> **Direction**:
Find each line with the string "kulturno" and copy it.
_____
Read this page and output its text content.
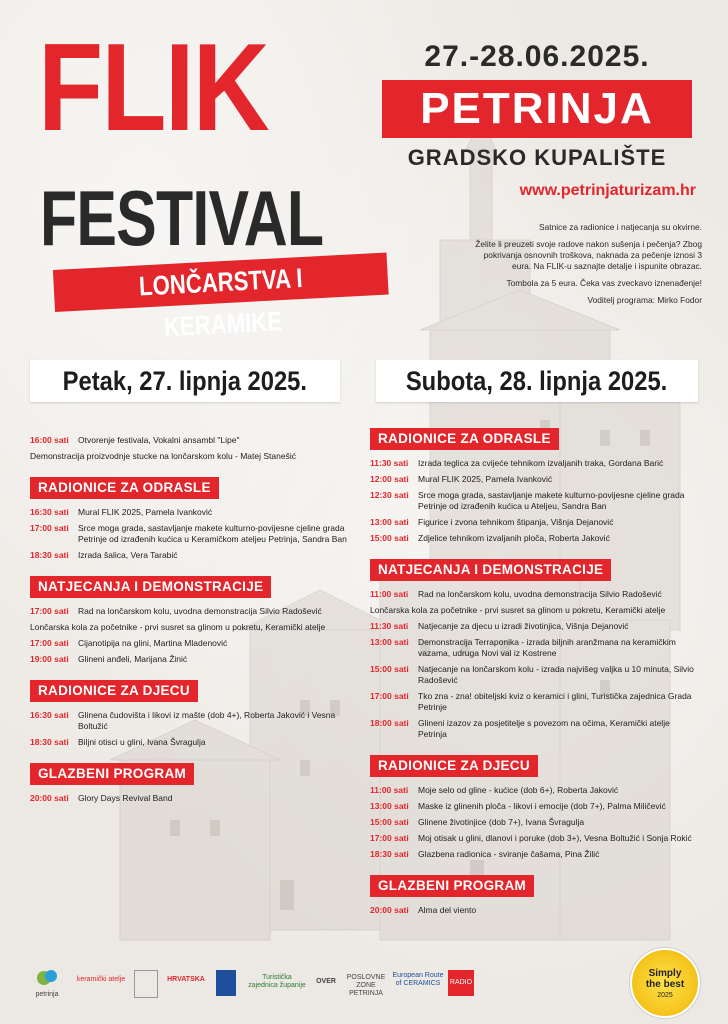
FLIK
FESTIVAL
LONČARSTVA I KERAMIKE
27.-28.06.2025.
PETRINJA
GRADSKO KUPALIŠTE
www.petrinjaturizam.hr

Satnice za radionice i natjecanja su okvirne.

Želite li preuzeti svoje radove nakon sušenja i pečenja? Zbog pokrivanja osnovnih troškova, naknada za pečenje iznosi 3 eura. Na FLIK-u saznajte detalje i ispunite obrazac.

Tombola za 5 eura. Čeka vas zveckavo iznenađenje!

Voditelj programa: Mirko Fodor

Petak, 27. lipnja 2025.	Subota, 28. lipnja 2025.
16:00 sati	Otvorenje festivala, Vokalni ansambl "Lipe"
Demonstracija proizvodnje stucke na lončarskom kolu - Matej Stanešić
RADIONICE ZA ODRASLE
16:30 sati	Mural FLIK 2025, Pamela Ivanković
17:00 sati	Srce moga grada, sastavljanje makete kulturno-povijesne cjeline grada Petrinje od izrađenih kućica u Keramičkom ateljeu Petrinja, Sandra Ban
18:30 sati	Izrada šalica, Vera Tarabić
NATJECANJA I DEMONSTRACIJE
17:00 sati	Rad na lončarskom kolu, uvodna demonstracija Silvio Radošević
Lončarska kola za početnike - prvi susret sa glinom u pokretu, Keramički atelje
17:00 sati	Cijanotipija na glini, Martina Mladenović
19:00 sati	Glineni anđeli, Marijana Žinić
RADIONICE ZA DJECU
16:30 sati	Glinena čudovišta i likovi iz mašte (dob 4+), Roberta Jaković i Vesna Boltužić
18:30 sati	Biljni otisci u glini, Ivana Švragulja
GLAZBENI PROGRAM
20:00 sati	Glory Days Revival Band
RADIONICE ZA ODRASLE
11:30 sati	Izrada teglica za cvijeće tehnikom izvaljanih traka, Gordana Barić
12:00 sati	Mural FLIK 2025, Pamela Ivanković
12:30 sati	Srce moga grada, sastavljanje makete kulturno-povijesne cjeline grada Petrinje od izrađenih kućica u Ateljeu, Sandra Ban
13:00 sati	Figurice i zvona tehnikom štipanja, Višnja Dejanović
15:00 sati	Zdjelice tehnikom izvaljanih ploča, Roberta Jaković
NATJECANJA I DEMONSTRACIJE
11:00 sati	Rad na lončarskom kolu, uvodna demonstracija Silvio Radošević
Lončarska kola za početnike - prvi susret sa glinom u pokretu, Keramički atelje
11:30 sati	Natjecanje za djecu u izradi životinjica, Višnja Dejanović
13:00 sati	Demonstracija Terraponika - izrada biljnih aranžmana na keramičkim vazama, udruga Novi val iz Kostrene
15:00 sati	Natjecanje na lončarskom kolu - izrada najvišeg valjka u 10 minuta, Silvio Radošević
17:00 sati	Tko zna - zna! obiteljski kviz o keramici i glini, Turistička zajednica Grada Petrinje
18:00 sati	Glineni izazov za posjetitelje s povezom na očima, Keramički atelje Petrinja
RADIONICE ZA DJECU
11:00 sati	Moje selo od gline - kućice (dob 6+), Roberta Jaković
13:00 sati	Maske iz glinenih ploča - likovi i emocije (dob 7+), Palma Miličević
15:00 sati	Glinene životinjice (dob 7+), Ivana Švragulja
17:00 sati	Moj otisak u glini, dlanovi i poruke (dob 3+), Vesna Boltužić i Sonja Rokić
18:30 sati	Glazbena radionica - sviranje čašama, Pina Žilić
GLAZBENI PROGRAM
20:00 sati	Alma del viento
petrinja
keramički atelje	HRVATSKA	Turistička zajednica županije
OVER
POSLOVNE ZONE PETRINJA
European Route of CERAMICS	RADIO
Simply
the best
2025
_____
> **Written solution**:
17:00 sati	Srce moga grada, sastavljanje makete kulturno-povijesne cjeline grada Petrinje od izrađenih kućica u Keramičkom ateljeu Petrinja, Sandra Ban
12:30 sati	Srce moga grada, sastavljanje makete kulturno-povijesne cjeline grada Petrinje od izrađenih kućica u Ateljeu, Sandra Ban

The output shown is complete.